▶ **Exercise directions**: Only lines holding the string "more" are wanted; copy each one from the material.
** Start of Extracted information **
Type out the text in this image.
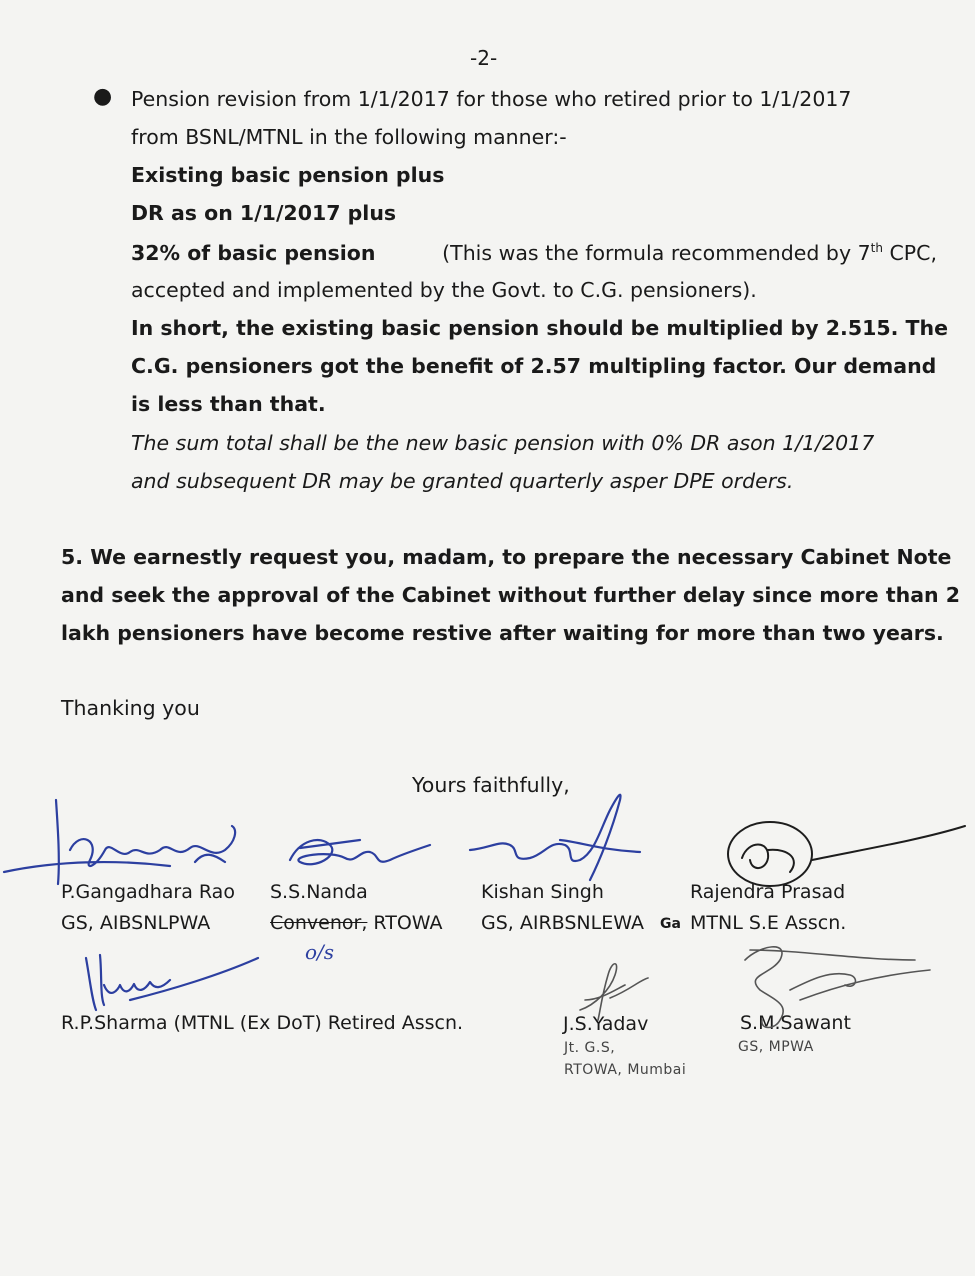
-2-
● Pension revision from 1/1/2017 for those who retired prior to 1/1/2017
from BSNL/MTNL in the following manner:-
Existing basic pension plus
DR as on 1/1/2017 plus
32% of basic pension	(This was the formula recommended by 7th CPC,
accepted and implemented by the Govt. to C.G. pensioners).
In short, the existing basic pension should be multiplied by 2.515. The
C.G. pensioners got the benefit of 2.57 multipling factor. Our demand
is less than that.
The sum total shall be the new basic pension with 0% DR ason 1/1/2017
and subsequent DR may be granted quarterly asper DPE orders.
5. We earnestly request you, madam, to prepare the necessary Cabinet Note
and seek the approval of the Cabinet without further delay since more than 2
lakh pensioners have become restive after waiting for more than two years.
Thanking you
Yours faithfully,
P.Gangadhara Rao
GS, AIBSNLPWA
S.S.Nanda
Convenor, RTOWA
o/s
Kishan Singh
GS, AIRBSNLEWA
Rajendra Prasad
MTNL S.E Asscn.
Ga
R.P.Sharma (MTNL (Ex DoT) Retired Asscn.	J.S.Yadav
Jt. G.S,
RTOWA, Mumbai
S.M.Sawant
GS, MPWA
** End of Extracted information **
▶ **Output for this exercise**:
and seek the approval of the Cabinet without further delay since more than 2
lakh pensioners have become restive after waiting for more than two years.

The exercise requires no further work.